## LISTED RECORDS:
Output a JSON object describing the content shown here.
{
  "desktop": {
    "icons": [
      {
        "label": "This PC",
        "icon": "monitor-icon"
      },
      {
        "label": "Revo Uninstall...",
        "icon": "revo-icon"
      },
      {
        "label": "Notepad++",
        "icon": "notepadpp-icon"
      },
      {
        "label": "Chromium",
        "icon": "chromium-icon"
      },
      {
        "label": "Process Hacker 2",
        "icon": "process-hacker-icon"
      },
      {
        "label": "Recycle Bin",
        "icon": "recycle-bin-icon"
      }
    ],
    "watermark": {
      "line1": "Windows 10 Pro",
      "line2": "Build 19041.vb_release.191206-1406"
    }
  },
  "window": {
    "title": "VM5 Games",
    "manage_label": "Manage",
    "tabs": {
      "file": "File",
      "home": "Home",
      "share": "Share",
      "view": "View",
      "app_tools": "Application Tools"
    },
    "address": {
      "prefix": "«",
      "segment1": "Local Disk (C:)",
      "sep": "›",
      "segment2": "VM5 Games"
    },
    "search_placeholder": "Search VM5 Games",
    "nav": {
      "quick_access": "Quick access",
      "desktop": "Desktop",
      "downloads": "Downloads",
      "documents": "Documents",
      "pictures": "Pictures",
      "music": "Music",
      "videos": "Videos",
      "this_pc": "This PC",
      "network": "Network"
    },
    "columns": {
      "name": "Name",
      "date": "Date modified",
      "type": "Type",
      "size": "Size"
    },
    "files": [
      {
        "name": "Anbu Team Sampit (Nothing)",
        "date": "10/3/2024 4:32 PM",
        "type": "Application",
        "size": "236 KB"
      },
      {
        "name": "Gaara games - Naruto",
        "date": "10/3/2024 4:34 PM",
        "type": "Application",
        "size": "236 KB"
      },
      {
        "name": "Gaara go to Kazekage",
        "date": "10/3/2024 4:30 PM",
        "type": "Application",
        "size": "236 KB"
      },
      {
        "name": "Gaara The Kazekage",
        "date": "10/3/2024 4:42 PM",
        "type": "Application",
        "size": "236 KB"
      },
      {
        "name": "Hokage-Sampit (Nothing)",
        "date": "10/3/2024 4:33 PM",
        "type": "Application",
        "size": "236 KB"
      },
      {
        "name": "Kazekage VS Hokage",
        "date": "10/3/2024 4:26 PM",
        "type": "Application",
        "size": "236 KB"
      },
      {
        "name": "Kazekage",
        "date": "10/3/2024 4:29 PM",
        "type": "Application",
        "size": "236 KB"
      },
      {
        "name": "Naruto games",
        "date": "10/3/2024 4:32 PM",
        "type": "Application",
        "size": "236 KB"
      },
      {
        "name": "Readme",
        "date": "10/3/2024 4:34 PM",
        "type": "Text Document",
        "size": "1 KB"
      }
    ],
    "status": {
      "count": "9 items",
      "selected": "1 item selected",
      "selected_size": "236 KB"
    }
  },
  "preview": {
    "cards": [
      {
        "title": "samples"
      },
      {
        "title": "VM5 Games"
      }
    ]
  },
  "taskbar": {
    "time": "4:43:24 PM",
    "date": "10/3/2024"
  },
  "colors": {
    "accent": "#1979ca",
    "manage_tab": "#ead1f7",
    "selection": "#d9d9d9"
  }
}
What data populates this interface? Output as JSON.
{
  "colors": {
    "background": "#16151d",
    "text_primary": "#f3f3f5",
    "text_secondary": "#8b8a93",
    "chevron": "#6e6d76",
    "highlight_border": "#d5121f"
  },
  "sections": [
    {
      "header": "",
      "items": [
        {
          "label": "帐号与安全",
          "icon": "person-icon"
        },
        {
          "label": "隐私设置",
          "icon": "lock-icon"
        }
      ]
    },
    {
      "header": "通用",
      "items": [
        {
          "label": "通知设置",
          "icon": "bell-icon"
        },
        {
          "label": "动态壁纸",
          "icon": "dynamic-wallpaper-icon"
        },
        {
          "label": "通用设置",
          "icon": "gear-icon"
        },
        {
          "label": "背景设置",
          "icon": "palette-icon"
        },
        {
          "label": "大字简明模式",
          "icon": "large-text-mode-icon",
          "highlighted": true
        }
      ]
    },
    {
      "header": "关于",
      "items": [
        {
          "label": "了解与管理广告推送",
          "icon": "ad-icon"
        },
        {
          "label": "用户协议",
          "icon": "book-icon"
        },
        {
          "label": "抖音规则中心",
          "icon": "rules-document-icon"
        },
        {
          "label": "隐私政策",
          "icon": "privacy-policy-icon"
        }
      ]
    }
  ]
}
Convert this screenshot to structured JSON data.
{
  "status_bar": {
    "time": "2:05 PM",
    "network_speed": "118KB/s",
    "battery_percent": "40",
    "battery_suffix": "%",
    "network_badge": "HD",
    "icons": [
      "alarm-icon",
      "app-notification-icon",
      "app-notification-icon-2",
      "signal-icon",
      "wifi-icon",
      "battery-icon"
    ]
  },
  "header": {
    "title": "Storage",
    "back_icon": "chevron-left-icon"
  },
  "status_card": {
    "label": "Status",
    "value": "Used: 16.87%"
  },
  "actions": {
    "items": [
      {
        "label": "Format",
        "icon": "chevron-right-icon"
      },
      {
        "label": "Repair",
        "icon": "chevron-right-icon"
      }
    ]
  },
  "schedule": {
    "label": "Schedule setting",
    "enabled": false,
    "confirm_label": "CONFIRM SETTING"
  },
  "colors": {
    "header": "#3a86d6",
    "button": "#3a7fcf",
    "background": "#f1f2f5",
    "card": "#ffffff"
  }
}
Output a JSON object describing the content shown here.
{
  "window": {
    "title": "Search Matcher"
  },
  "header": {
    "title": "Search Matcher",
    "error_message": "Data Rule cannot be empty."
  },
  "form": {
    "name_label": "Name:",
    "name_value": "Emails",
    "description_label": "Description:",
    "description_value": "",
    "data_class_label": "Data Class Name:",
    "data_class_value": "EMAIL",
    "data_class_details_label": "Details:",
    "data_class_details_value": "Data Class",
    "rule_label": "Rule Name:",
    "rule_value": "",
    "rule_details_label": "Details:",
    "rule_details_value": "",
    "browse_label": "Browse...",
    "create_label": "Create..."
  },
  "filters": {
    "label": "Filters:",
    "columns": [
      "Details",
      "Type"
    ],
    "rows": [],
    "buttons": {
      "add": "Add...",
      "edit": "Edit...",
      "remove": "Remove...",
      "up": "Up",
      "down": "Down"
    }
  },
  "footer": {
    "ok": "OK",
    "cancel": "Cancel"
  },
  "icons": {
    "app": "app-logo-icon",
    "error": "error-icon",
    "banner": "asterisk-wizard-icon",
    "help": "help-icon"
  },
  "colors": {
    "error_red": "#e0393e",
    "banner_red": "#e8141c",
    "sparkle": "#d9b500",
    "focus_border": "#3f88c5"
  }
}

## THE EXERCISE:
Transcribe each record exactly. Leave nothing out.

## FULL ANSWER:
Output a JSON object describing the content shown here.
{
  "desktop": {
    "icons": [
      {
        "label": "This PC",
        "icon": "monitor-icon"
      },
      {
        "label": "Revo Uninstall...",
        "icon": "revo-icon"
      },
      {
        "label": "Notepad++",
        "icon": "notepadpp-icon"
      },
      {
        "label": "Chromium",
        "icon": "chromium-icon"
      },
      {
        "label": "Process Hacker 2",
        "icon": "process-hacker-icon"
      },
      {
        "label": "Recycle Bin",
        "icon": "recycle-bin-icon"
      }
    ],
    "watermark": {
      "line1": "Windows 10 Pro",
      "line2": "Build 19041.vb_release.191206-1406"
    }
  },
  "window": {
    "title": "VM5 Games",
    "manage_label": "Manage",
    "tabs": {
      "file": "File",
      "home": "Home",
      "share": "Share",
      "view": "View",
      "app_tools": "Application Tools"
    },
    "address": {
      "prefix": "«",
      "segment1": "Local Disk (C:)",
      "sep": "›",
      "segment2": "VM5 Games"
    },
    "search_placeholder": "Search VM5 Games",
    "nav": {
      "quick_access": "Quick access",
      "desktop": "Desktop",
      "downloads": "Downloads",
      "documents": "Documents",
      "pictures": "Pictures",
      "music": "Music",
      "videos": "Videos",
      "this_pc": "This PC",
      "network": "Network"
    },
    "columns": {
      "name": "Name",
      "date": "Date modified",
      "type": "Type",
      "size": "Size"
    },
    "files": [
      {
        "name": "Anbu Team Sampit (Nothing)",
        "date": "10/3/2024 4:32 PM",
        "type": "Application",
        "size": "236 KB"
      },
      {
        "name": "Gaara games - Naruto",
        "date": "10/3/2024 4:34 PM",
        "type": "Application",
        "size": "236 KB"
      },
      {
        "name": "Gaara go to Kazekage",
        "date": "10/3/2024 4:30 PM",
        "type": "Application",
        "size": "236 KB"
      },
      {
        "name": "Gaara The Kazekage",
        "date": "10/3/2024 4:42 PM",
        "type": "Application",
        "size": "236 KB"
      },
      {
        "name": "Hokage-Sampit (Nothing)",
        "date": "10/3/2024 4:33 PM",
        "type": "Application",
        "size": "236 KB"
      },
      {
        "name": "Kazekage VS Hokage",
        "date": "10/3/2024 4:26 PM",
        "type": "Application",
        "size": "236 KB"
      },
      {
        "name": "Kazekage",
        "date": "10/3/2024 4:29 PM",
        "type": "Application",
        "size": "236 KB"
      },
      {
        "name": "Naruto games",
        "date": "10/3/2024 4:32 PM",
        "type": "Application",
        "size": "236 KB"
      },
      {
        "name": "Readme",
        "date": "10/3/2024 4:34 PM",
        "type": "Text Document",
        "size": "1 KB"
      }
    ],
    "status": {
      "count": "9 items",
      "selected": "1 item selected",
      "selected_size": "236 KB"
    }
  },
  "preview": {
    "cards": [
      {
        "title": "samples"
      },
      {
        "title": "VM5 Games"
      }
    ]
  },
  "taskbar": {
    "time": "4:43:24 PM",
    "date": "10/3/2024"
  },
  "colors": {
    "accent": "#1979ca",
    "manage_tab": "#ead1f7",
    "selection": "#d9d9d9"
  }
}
What data populates this interface? Output as JSON.
{
  "colors": {
    "background": "#16151d",
    "text_primary": "#f3f3f5",
    "text_secondary": "#8b8a93",
    "chevron": "#6e6d76",
    "highlight_border": "#d5121f"
  },
  "sections": [
    {
      "header": "",
      "items": [
        {
          "label": "帐号与安全",
          "icon": "person-icon"
        },
        {
          "label": "隐私设置",
          "icon": "lock-icon"
        }
      ]
    },
    {
      "header": "通用",
      "items": [
        {
          "label": "通知设置",
          "icon": "bell-icon"
        },
        {
          "label": "动态壁纸",
          "icon": "dynamic-wallpaper-icon"
        },
        {
          "label": "通用设置",
          "icon": "gear-icon"
        },
        {
          "label": "背景设置",
          "icon": "palette-icon"
        },
        {
          "label": "大字简明模式",
          "icon": "large-text-mode-icon",
          "highlighted": true
        }
      ]
    },
    {
      "header": "关于",
      "items": [
        {
          "label": "了解与管理广告推送",
          "icon": "ad-icon"
        },
        {
          "label": "用户协议",
          "icon": "book-icon"
        },
        {
          "label": "抖音规则中心",
          "icon": "rules-document-icon"
        },
        {
          "label": "隐私政策",
          "icon": "privacy-policy-icon"
        }
      ]
    }
  ]
}
Convert this screenshot to structured JSON data.
{
  "status_bar": {
    "time": "2:05 PM",
    "network_speed": "118KB/s",
    "battery_percent": "40",
    "battery_suffix": "%",
    "network_badge": "HD",
    "icons": [
      "alarm-icon",
      "app-notification-icon",
      "app-notification-icon-2",
      "signal-icon",
      "wifi-icon",
      "battery-icon"
    ]
  },
  "header": {
    "title": "Storage",
    "back_icon": "chevron-left-icon"
  },
  "status_card": {
    "label": "Status",
    "value": "Used: 16.87%"
  },
  "actions": {
    "items": [
      {
        "label": "Format",
        "icon": "chevron-right-icon"
      },
      {
        "label": "Repair",
        "icon": "chevron-right-icon"
      }
    ]
  },
  "schedule": {
    "label": "Schedule setting",
    "enabled": false,
    "confirm_label": "CONFIRM SETTING"
  },
  "colors": {
    "header": "#3a86d6",
    "button": "#3a7fcf",
    "background": "#f1f2f5",
    "card": "#ffffff"
  }
}
Output a JSON object describing the content shown here.
{
  "window": {
    "title": "Search Matcher"
  },
  "header": {
    "title": "Search Matcher",
    "error_message": "Data Rule cannot be empty."
  },
  "form": {
    "name_label": "Name:",
    "name_value": "Emails",
    "description_label": "Description:",
    "description_value": "",
    "data_class_label": "Data Class Name:",
    "data_class_value": "EMAIL",
    "data_class_details_label": "Details:",
    "data_class_details_value": "Data Class",
    "rule_label": "Rule Name:",
    "rule_value": "",
    "rule_details_label": "Details:",
    "rule_details_value": "",
    "browse_label": "Browse...",
    "create_label": "Create..."
  },
  "filters": {
    "label": "Filters:",
    "columns": [
      "Details",
      "Type"
    ],
    "rows": [],
    "buttons": {
      "add": "Add...",
      "edit": "Edit...",
      "remove": "Remove...",
      "up": "Up",
      "down": "Down"
    }
  },
  "footer": {
    "ok": "OK",
    "cancel": "Cancel"
  },
  "icons": {
    "app": "app-logo-icon",
    "error": "error-icon",
    "banner": "asterisk-wizard-icon",
    "help": "help-icon"
  },
  "colors": {
    "error_red": "#e0393e",
    "banner_red": "#e8141c",
    "sparkle": "#d9b500",
    "focus_border": "#3f88c5"
  }
}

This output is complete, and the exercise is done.